Skip to main content

Linear Attention Approximations

Explore linear complexity attention mechanisms including Performer, Linformer, and other efficient transformers that scale to very long sequences.

Linear Attention: From O(n²) to O(n)

Linear attention approximations break the quadratic complexity barrier of self-attention, enabling transformers to process sequences with millions of tokens while maintaining reasonable quality.

Interactive Linear Attention Explorer

Compare different linear attention methods and their trade-offs:

The Linearization Problem

Standard attention has quadratic complexity:

Attention(Q,K,V) = softmax(QKT√(d))V

The bottleneck is the n × n attention matrix. Linear methods approximate or avoid computing it explicitly.

Major Linear Attention Methods

1. Performer (FAVOR+)

Key Idea: Approximate softmax kernel using random Fourier features

Architecture:

  • Use random projection matrix for feature mapping
  • Orthogonal or Gaussian random features
  • FAVOR+ algorithm for positive random features

Core Steps:

  1. Create random projection matrix (orthogonal preferred)
  2. Project Q and K to random feature space: φ(Q), φ(K)
  3. Apply feature map (ReLU + small constant for positivity)
  4. Compute using associative property: φ(Q) @ (φ(K)^T @ V) instead of (φ(Q) @ φ(K)^T) @ V
  5. Normalize with sum of K features

Complexity: O(nkd) where k = number of random features (typically 256)

2. Linformer

Key Idea: Attention is approximately low-rank, so project K,V to smaller dimension

Architecture:

  • Learnable projection matrices E and F
  • Project sequence length dimension from n → k
  • Apply standard attention in lower-dimensional space

Core Steps:

  1. Compute Q, K, V normally
  2. Project K using E: K' = E × K (reduces seq_len from n to k)
  3. Project V using F: V' = F × V (reduces seq_len from n to k)
  4. Compute attention: softmax(Q × K'^T / √d_k) × V'
  5. Output has original sequence length n

Complexity: O(nkd) where k = projection dimension (typically 256-512)

──────────

**Required tasks**
1) According to the page on linear attention, how many random features does the Performer typically use?
2) From the page on linear attention, quote everything from "1. Create random" down to "constant for positivity)".
3) Using the page on linear attention, explain why Linformer projects K and V to a smaller dimension.
The lines that come next have nothing to do with the page on linear attention.

**Material provided**
──────────

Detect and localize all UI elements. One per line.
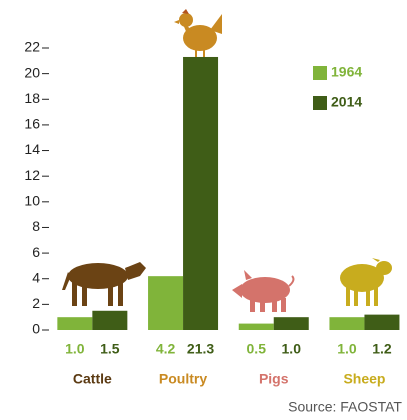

──────────

**Responses for each task**
1) Typically 256.

2)
1. Create random projection matrix (orthogonal preferred)
  2. Project Q and K to random feature space: φ(Q), φ(K)
  3. Apply feature map (ReLU + small constant for positivity)

3) The page says attention is approximately low-rank. Linformer therefore uses learnable matrices E and F to shrink the sequence-length dimension of K and V from n to k, then applies standard attention in that lower-dimensional space.